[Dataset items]
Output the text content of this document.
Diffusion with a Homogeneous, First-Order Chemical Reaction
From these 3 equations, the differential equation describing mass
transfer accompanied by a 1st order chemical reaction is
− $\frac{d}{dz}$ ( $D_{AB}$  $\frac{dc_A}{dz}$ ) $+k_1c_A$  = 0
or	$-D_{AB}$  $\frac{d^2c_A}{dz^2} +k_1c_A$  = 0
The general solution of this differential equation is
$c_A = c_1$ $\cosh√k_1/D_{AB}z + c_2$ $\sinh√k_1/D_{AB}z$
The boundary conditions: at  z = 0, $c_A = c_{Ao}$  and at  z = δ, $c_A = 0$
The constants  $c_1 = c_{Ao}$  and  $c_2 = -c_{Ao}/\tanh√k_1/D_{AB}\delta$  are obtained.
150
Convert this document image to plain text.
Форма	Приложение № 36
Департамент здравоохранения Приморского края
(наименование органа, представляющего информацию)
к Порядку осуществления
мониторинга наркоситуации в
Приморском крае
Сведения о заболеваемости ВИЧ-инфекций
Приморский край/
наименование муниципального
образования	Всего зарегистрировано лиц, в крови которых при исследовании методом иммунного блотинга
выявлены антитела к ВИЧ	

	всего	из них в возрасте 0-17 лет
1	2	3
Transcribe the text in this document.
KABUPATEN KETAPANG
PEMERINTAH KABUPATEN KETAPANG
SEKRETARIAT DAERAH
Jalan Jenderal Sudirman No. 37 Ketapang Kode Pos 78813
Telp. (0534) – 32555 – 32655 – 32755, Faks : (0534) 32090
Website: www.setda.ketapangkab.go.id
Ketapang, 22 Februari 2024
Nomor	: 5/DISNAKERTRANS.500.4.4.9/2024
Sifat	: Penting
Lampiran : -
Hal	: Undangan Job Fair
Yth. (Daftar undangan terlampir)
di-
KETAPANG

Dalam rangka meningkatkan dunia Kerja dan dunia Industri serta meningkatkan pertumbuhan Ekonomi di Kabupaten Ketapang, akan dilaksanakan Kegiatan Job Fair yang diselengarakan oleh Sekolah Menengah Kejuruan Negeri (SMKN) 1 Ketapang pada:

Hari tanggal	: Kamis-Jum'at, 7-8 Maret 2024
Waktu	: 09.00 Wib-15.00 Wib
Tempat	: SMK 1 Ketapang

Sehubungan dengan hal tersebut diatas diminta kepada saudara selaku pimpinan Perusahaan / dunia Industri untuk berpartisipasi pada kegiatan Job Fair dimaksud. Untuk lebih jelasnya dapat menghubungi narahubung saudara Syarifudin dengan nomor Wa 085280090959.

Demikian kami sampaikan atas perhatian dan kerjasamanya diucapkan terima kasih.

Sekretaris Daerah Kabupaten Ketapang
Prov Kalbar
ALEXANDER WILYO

» **EXERCISE TASK**: Print out the whole listing exactly as it appears.

» **THE SOLUTION**:
Output the text content of this document.
Diffusion with a Homogeneous, First-Order Chemical Reaction
From these 3 equations, the differential equation describing mass
transfer accompanied by a 1st order chemical reaction is
− $\frac{d}{dz}$ ( $D_{AB}$  $\frac{dc_A}{dz}$ ) $+k_1c_A$  = 0
or	$-D_{AB}$  $\frac{d^2c_A}{dz^2} +k_1c_A$  = 0
The general solution of this differential equation is
$c_A = c_1$ $\cosh√k_1/D_{AB}z + c_2$ $\sinh√k_1/D_{AB}z$
The boundary conditions: at  z = 0, $c_A = c_{Ao}$  and at  z = δ, $c_A = 0$
The constants  $c_1 = c_{Ao}$  and  $c_2 = -c_{Ao}/\tanh√k_1/D_{AB}\delta$  are obtained.
150
Convert this document image to plain text.
Форма	Приложение № 36
Департамент здравоохранения Приморского края
(наименование органа, представляющего информацию)
к Порядку осуществления
мониторинга наркоситуации в
Приморском крае
Сведения о заболеваемости ВИЧ-инфекций
Приморский край/
наименование муниципального
образования	Всего зарегистрировано лиц, в крови которых при исследовании методом иммунного блотинга
выявлены антитела к ВИЧ	

	всего	из них в возрасте 0-17 лет
1	2	3
Transcribe the text in this document.
KABUPATEN KETAPANG
PEMERINTAH KABUPATEN KETAPANG
SEKRETARIAT DAERAH
Jalan Jenderal Sudirman No. 37 Ketapang Kode Pos 78813
Telp. (0534) – 32555 – 32655 – 32755, Faks : (0534) 32090
Website: www.setda.ketapangkab.go.id
Ketapang, 22 Februari 2024
Nomor	: 5/DISNAKERTRANS.500.4.4.9/2024
Sifat	: Penting
Lampiran : -
Hal	: Undangan Job Fair
Yth. (Daftar undangan terlampir)
di-
KETAPANG

Dalam rangka meningkatkan dunia Kerja dan dunia Industri serta meningkatkan pertumbuhan Ekonomi di Kabupaten Ketapang, akan dilaksanakan Kegiatan Job Fair yang diselengarakan oleh Sekolah Menengah Kejuruan Negeri (SMKN) 1 Ketapang pada:

Hari tanggal	: Kamis-Jum'at, 7-8 Maret 2024
Waktu	: 09.00 Wib-15.00 Wib
Tempat	: SMK 1 Ketapang

Sehubungan dengan hal tersebut diatas diminta kepada saudara selaku pimpinan Perusahaan / dunia Industri untuk berpartisipasi pada kegiatan Job Fair dimaksud. Untuk lebih jelasnya dapat menghubungi narahubung saudara Syarifudin dengan nomor Wa 085280090959.

Demikian kami sampaikan atas perhatian dan kerjasamanya diucapkan terima kasih.

Sekretaris Daerah Kabupaten Ketapang
Prov Kalbar
ALEXANDER WILYO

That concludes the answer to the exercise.